Por Jean Wyllys, na revista CartaCapital:
O fundamentalismo religioso e o fascismo estão atingindo níveis realmente assustadores. No município de Nova Iguaçu (RJ), a Câmara Municipal aprovou uma lei absolutamente inconstitucional que proíbe a divulgação, exposição e distribuição de livros (sim, livros!), cartazes, filmes, faixas ou materiais didáticos que contenham informações sobre diversidade sexual, combate à homofobia e direitos dos homossexuais, entre outros temas, nas escolas da rede municipal.
Você deve estar se perguntando se eu acabei de inventar isso ou se é notícia do site de humor Sensacionalista. Não, infelizmente, não. A "lei" foi sancionada pelo prefeito e publicada no Diário Oficial.
Enquanto isso, no Recife, o vereador Carlos Gueiros, do PSB (o partido do falecido Eduardo Campos), propôs a realização de uma queima de livros (vou repetir: queima de livros!) que tratem da diversidade sexual.
Tudo isso acontece pouco depois de, no Rio de Janeiro, um secretário de Direitos Humanos (já felizmente exonerado do cargo) ter feito declarações anticientíficas e discriminatórias sobre a homossexualidade; e de diversas câmaras de vereadores e prefeituras terem sofrido a pressão da ala reacionária da Igreja Católica e das igrejas neopentecostais para eliminar toda referência a gênero nos planos municipais de educação.
Até mesmo a palavra "transversalidade" – um conceito usado para fazer referência a uma prática pedagógica que nada tem a ver com a sexualidade – foi banida em algumas cidades porque vereadores ignorantes (a maioria ligada a igrejas evangélicas fundamentalistas) achavam que o prefixo "trans" se referia a travestis é transexuais.
Resta alguma dúvida de vivermos a ascensão do império da estupidez motivada?

++++

* O QUE FAZER *
**A)** No artigo, em que município a Câmara Municipal aprovou a lei que proíbe livros sobre diversidade sexual nas escolas?
**B)** Repita o trecho do artigo que vai de "Enquanto isso, no" até "municipais de educação.", inclusive, trocando "queima de livros" por "proibição de livros".
As linhas não são necessárias para resolver nada.

* BLOCO DE DADOS *

++++

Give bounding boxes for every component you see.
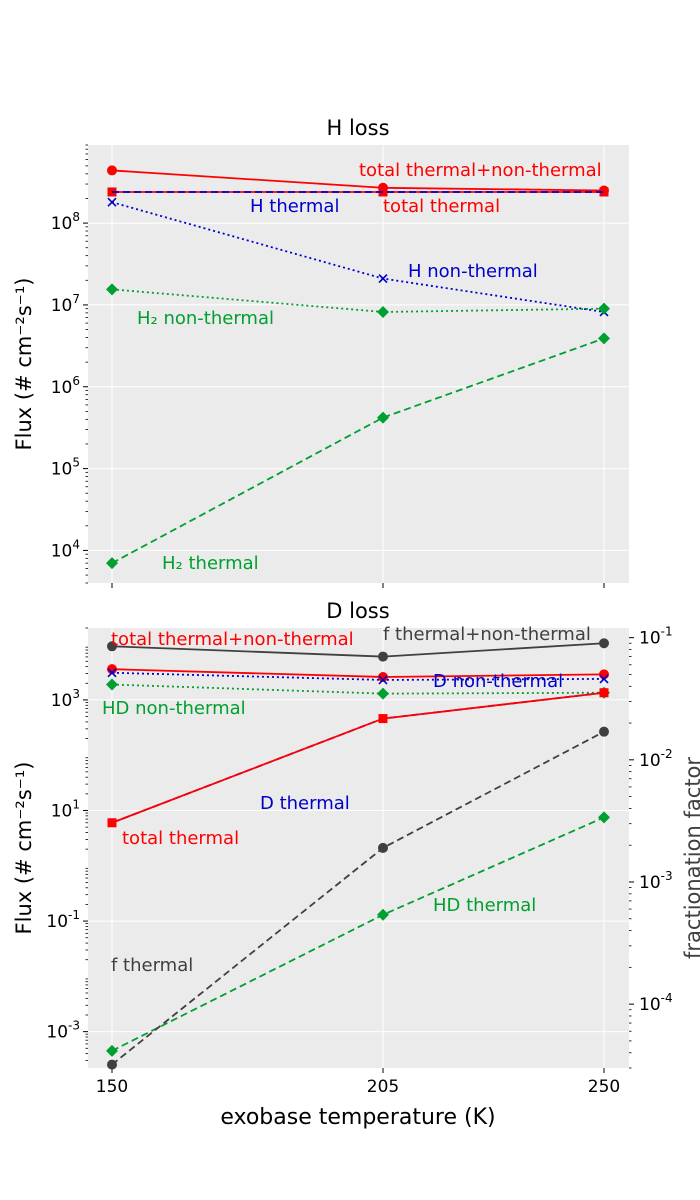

++++

* RESPOSTAS POR TAREFA *
**A)** Em Nova Iguaçu (RJ).

**B)**
Enquanto isso, no Recife, o vereador Carlos Gueiros, do PSB (o partido do falecido Eduardo Campos), propôs a realização de uma proibição de livros (vou repetir: proibição de livros!) que tratem da diversidade sexual.
Tudo isso acontece pouco depois de, no Rio de Janeiro, um secretário de Direitos Humanos (já felizmente exonerado do cargo) ter feito declarações anticientíficas e discriminatórias sobre a homossexualidade; e de diversas câmaras de vereadores e prefeituras terem sofrido a pressão da ala reacionária da Igreja Católica e das igrejas neopentecostais para eliminar toda referência a gênero nos planos municipais de educação.